EXERCISE TASK >> Keep the images out and copy every entry below exactly.

── PROVIDED DATA

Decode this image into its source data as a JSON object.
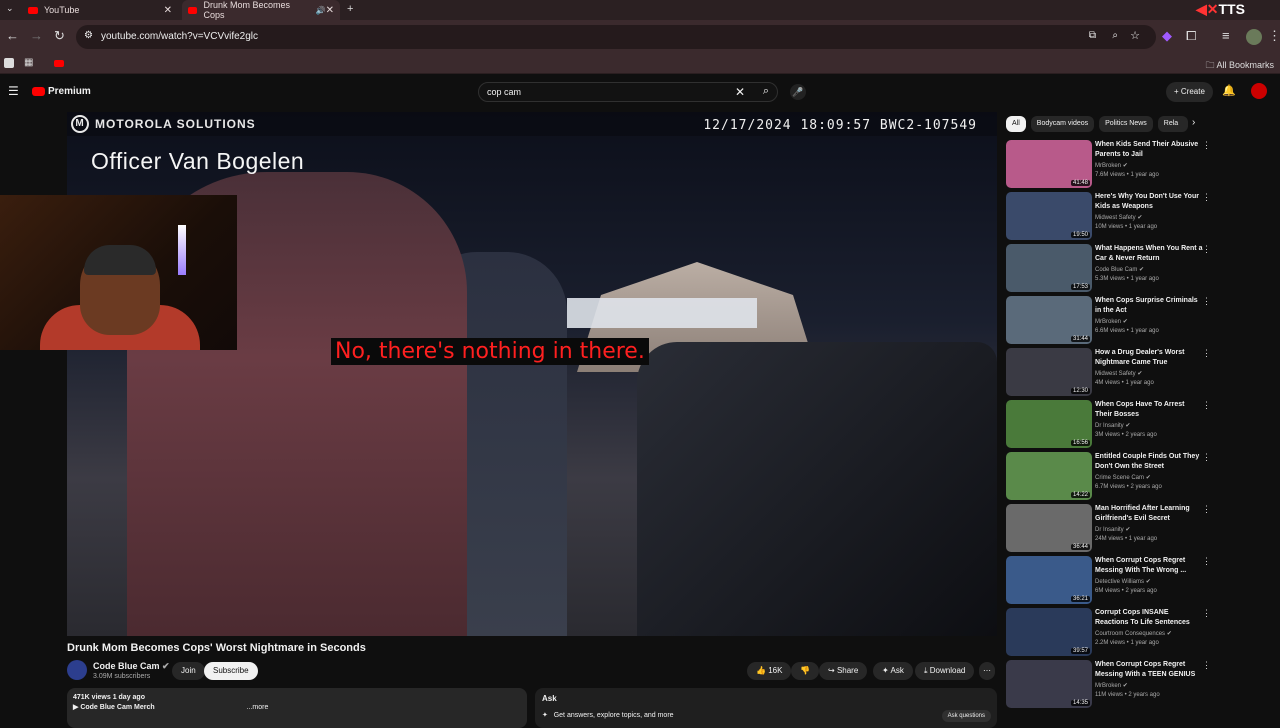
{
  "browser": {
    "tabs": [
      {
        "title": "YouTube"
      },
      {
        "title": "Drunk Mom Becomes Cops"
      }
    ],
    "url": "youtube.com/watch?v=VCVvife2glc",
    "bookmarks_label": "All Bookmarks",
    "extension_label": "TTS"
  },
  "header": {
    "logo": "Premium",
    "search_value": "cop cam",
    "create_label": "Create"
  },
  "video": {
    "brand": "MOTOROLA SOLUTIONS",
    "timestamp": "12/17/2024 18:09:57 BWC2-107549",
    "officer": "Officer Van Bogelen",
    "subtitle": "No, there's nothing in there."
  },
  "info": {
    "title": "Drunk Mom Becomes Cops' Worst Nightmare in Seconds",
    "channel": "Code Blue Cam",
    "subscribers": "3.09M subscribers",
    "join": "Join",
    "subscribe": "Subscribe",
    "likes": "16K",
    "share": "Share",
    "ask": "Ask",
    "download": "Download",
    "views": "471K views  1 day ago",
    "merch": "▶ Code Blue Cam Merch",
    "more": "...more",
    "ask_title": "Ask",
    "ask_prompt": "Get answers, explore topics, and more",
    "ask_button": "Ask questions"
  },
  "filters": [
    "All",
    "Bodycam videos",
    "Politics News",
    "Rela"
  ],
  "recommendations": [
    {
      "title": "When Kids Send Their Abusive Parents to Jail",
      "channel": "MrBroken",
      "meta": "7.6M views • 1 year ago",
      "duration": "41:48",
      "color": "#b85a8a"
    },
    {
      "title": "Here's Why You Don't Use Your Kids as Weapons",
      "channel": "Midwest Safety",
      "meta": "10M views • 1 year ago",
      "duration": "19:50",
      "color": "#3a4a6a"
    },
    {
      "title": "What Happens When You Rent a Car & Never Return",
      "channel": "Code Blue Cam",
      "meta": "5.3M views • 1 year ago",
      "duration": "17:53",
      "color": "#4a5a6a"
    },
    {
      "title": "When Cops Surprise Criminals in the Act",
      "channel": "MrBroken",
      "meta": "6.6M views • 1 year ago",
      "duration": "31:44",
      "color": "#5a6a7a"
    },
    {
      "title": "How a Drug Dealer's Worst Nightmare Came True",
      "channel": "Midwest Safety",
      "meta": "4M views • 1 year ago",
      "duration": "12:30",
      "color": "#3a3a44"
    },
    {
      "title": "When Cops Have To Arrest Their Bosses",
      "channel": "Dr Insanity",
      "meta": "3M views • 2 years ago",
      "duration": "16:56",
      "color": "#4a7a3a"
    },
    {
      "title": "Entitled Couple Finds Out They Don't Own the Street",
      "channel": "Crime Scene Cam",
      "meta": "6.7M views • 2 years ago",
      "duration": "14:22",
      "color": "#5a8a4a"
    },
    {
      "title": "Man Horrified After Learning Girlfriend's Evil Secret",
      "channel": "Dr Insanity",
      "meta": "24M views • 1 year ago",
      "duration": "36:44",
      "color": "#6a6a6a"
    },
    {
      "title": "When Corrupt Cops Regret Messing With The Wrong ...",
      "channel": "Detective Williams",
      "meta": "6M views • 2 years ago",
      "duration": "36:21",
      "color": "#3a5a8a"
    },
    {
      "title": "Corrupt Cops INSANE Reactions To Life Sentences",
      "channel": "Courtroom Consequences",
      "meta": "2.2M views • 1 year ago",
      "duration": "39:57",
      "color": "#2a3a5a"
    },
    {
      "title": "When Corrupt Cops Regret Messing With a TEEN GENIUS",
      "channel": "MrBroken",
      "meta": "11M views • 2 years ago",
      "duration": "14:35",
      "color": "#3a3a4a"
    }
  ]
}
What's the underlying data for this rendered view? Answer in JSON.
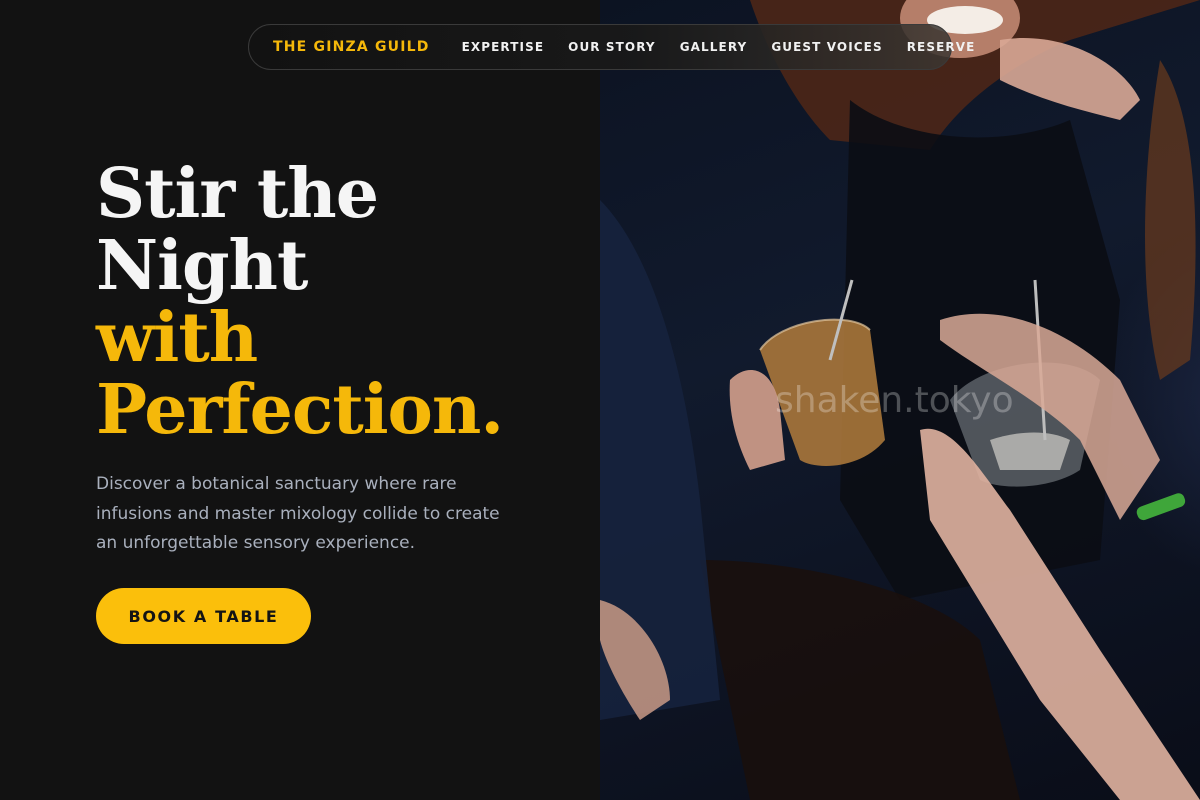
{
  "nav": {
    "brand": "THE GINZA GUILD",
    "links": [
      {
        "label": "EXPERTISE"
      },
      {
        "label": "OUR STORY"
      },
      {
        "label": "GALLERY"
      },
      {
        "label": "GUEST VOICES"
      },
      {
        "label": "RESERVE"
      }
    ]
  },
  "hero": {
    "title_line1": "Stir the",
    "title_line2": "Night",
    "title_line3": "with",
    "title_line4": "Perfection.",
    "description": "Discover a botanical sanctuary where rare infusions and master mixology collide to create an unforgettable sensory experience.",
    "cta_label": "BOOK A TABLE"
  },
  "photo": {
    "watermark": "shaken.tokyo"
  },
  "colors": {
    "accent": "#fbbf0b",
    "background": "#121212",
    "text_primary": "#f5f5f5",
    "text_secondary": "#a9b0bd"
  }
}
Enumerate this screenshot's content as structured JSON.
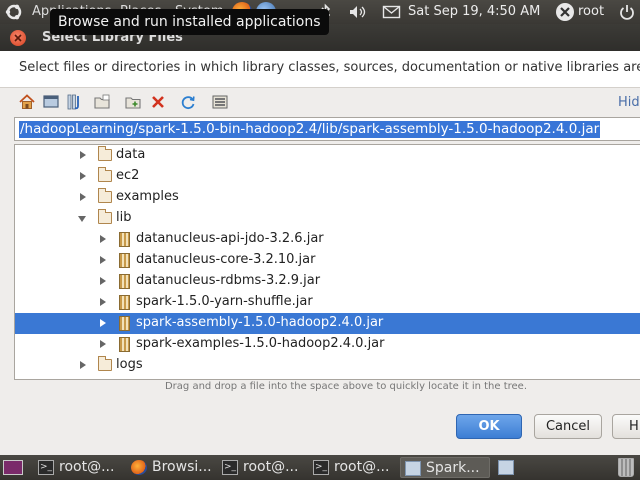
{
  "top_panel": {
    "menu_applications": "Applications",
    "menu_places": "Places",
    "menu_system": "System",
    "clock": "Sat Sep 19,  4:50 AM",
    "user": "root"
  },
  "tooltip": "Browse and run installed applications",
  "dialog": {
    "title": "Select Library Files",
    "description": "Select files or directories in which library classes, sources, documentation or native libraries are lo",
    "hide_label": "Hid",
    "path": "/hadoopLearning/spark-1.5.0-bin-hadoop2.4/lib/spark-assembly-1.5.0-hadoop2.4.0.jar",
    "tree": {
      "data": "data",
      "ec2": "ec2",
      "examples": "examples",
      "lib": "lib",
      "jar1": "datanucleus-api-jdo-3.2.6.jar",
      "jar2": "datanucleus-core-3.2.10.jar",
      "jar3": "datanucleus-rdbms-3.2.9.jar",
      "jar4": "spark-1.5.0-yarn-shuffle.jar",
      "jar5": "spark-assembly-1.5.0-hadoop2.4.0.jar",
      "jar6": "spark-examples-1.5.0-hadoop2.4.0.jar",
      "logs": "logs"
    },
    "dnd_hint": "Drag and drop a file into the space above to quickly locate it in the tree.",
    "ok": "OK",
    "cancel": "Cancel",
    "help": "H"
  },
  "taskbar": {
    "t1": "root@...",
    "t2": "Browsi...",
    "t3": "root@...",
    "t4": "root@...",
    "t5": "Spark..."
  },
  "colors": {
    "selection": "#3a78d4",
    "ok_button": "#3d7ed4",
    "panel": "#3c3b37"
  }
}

────

SOLUTION TO THIS TASK >>
Decode this image into its source data as a JSON object.
{
  "browser": {
    "tabs": [
      {
        "title": "YouTube"
      },
      {
        "title": "Drunk Mom Becomes Cops"
      }
    ],
    "url": "youtube.com/watch?v=VCVvife2glc",
    "bookmarks_label": "All Bookmarks",
    "extension_label": "TTS"
  },
  "header": {
    "logo": "Premium",
    "search_value": "cop cam",
    "create_label": "Create"
  },
  "video": {
    "brand": "MOTOROLA SOLUTIONS",
    "timestamp": "12/17/2024 18:09:57 BWC2-107549",
    "officer": "Officer Van Bogelen",
    "subtitle": "No, there's nothing in there."
  },
  "info": {
    "title": "Drunk Mom Becomes Cops' Worst Nightmare in Seconds",
    "channel": "Code Blue Cam",
    "subscribers": "3.09M subscribers",
    "join": "Join",
    "subscribe": "Subscribe",
    "likes": "16K",
    "share": "Share",
    "ask": "Ask",
    "download": "Download",
    "views": "471K views  1 day ago",
    "merch": "▶ Code Blue Cam Merch",
    "more": "...more",
    "ask_title": "Ask",
    "ask_prompt": "Get answers, explore topics, and more",
    "ask_button": "Ask questions"
  },
  "filters": [
    "All",
    "Bodycam videos",
    "Politics News",
    "Rela"
  ],
  "recommendations": [
    {
      "title": "When Kids Send Their Abusive Parents to Jail",
      "channel": "MrBroken",
      "meta": "7.6M views • 1 year ago",
      "duration": "41:48",
      "color": "#b85a8a"
    },
    {
      "title": "Here's Why You Don't Use Your Kids as Weapons",
      "channel": "Midwest Safety",
      "meta": "10M views • 1 year ago",
      "duration": "19:50",
      "color": "#3a4a6a"
    },
    {
      "title": "What Happens When You Rent a Car & Never Return",
      "channel": "Code Blue Cam",
      "meta": "5.3M views • 1 year ago",
      "duration": "17:53",
      "color": "#4a5a6a"
    },
    {
      "title": "When Cops Surprise Criminals in the Act",
      "channel": "MrBroken",
      "meta": "6.6M views • 1 year ago",
      "duration": "31:44",
      "color": "#5a6a7a"
    },
    {
      "title": "How a Drug Dealer's Worst Nightmare Came True",
      "channel": "Midwest Safety",
      "meta": "4M views • 1 year ago",
      "duration": "12:30",
      "color": "#3a3a44"
    },
    {
      "title": "When Cops Have To Arrest Their Bosses",
      "channel": "Dr Insanity",
      "meta": "3M views • 2 years ago",
      "duration": "16:56",
      "color": "#4a7a3a"
    },
    {
      "title": "Entitled Couple Finds Out They Don't Own the Street",
      "channel": "Crime Scene Cam",
      "meta": "6.7M views • 2 years ago",
      "duration": "14:22",
      "color": "#5a8a4a"
    },
    {
      "title": "Man Horrified After Learning Girlfriend's Evil Secret",
      "channel": "Dr Insanity",
      "meta": "24M views • 1 year ago",
      "duration": "36:44",
      "color": "#6a6a6a"
    },
    {
      "title": "When Corrupt Cops Regret Messing With The Wrong ...",
      "channel": "Detective Williams",
      "meta": "6M views • 2 years ago",
      "duration": "36:21",
      "color": "#3a5a8a"
    },
    {
      "title": "Corrupt Cops INSANE Reactions To Life Sentences",
      "channel": "Courtroom Consequences",
      "meta": "2.2M views • 1 year ago",
      "duration": "39:57",
      "color": "#2a3a5a"
    },
    {
      "title": "When Corrupt Cops Regret Messing With a TEEN GENIUS",
      "channel": "MrBroken",
      "meta": "11M views • 2 years ago",
      "duration": "14:35",
      "color": "#3a3a4a"
    }
  ]
}
What's the underlying data for this rendered view? Answer in JSON.
{
  "nav": {
    "brand": "THE GINZA GUILD",
    "links": [
      {
        "label": "EXPERTISE"
      },
      {
        "label": "OUR STORY"
      },
      {
        "label": "GALLERY"
      },
      {
        "label": "GUEST VOICES"
      },
      {
        "label": "RESERVE"
      }
    ]
  },
  "hero": {
    "title_line1": "Stir the",
    "title_line2": "Night",
    "title_line3": "with",
    "title_line4": "Perfection.",
    "description": "Discover a botanical sanctuary where rare infusions and master mixology collide to create an unforgettable sensory experience.",
    "cta_label": "BOOK A TABLE"
  },
  "photo": {
    "watermark": "shaken.tokyo"
  },
  "colors": {
    "accent": "#fbbf0b",
    "background": "#121212",
    "text_primary": "#f5f5f5",
    "text_secondary": "#a9b0bd"
  }
}
Enumerate this screenshot's content as structured JSON.
{
  "top_panel": {
    "menu_applications": "Applications",
    "menu_places": "Places",
    "menu_system": "System",
    "clock": "Sat Sep 19,  4:50 AM",
    "user": "root"
  },
  "tooltip": "Browse and run installed applications",
  "dialog": {
    "title": "Select Library Files",
    "description": "Select files or directories in which library classes, sources, documentation or native libraries are lo",
    "hide_label": "Hid",
    "path": "/hadoopLearning/spark-1.5.0-bin-hadoop2.4/lib/spark-assembly-1.5.0-hadoop2.4.0.jar",
    "tree": {
      "data": "data",
      "ec2": "ec2",
      "examples": "examples",
      "lib": "lib",
      "jar1": "datanucleus-api-jdo-3.2.6.jar",
      "jar2": "datanucleus-core-3.2.10.jar",
      "jar3": "datanucleus-rdbms-3.2.9.jar",
      "jar4": "spark-1.5.0-yarn-shuffle.jar",
      "jar5": "spark-assembly-1.5.0-hadoop2.4.0.jar",
      "jar6": "spark-examples-1.5.0-hadoop2.4.0.jar",
      "logs": "logs"
    },
    "dnd_hint": "Drag and drop a file into the space above to quickly locate it in the tree.",
    "ok": "OK",
    "cancel": "Cancel",
    "help": "H"
  },
  "taskbar": {
    "t1": "root@...",
    "t2": "Browsi...",
    "t3": "root@...",
    "t4": "root@...",
    "t5": "Spark..."
  },
  "colors": {
    "selection": "#3a78d4",
    "ok_button": "#3d7ed4",
    "panel": "#3c3b37"
  }
}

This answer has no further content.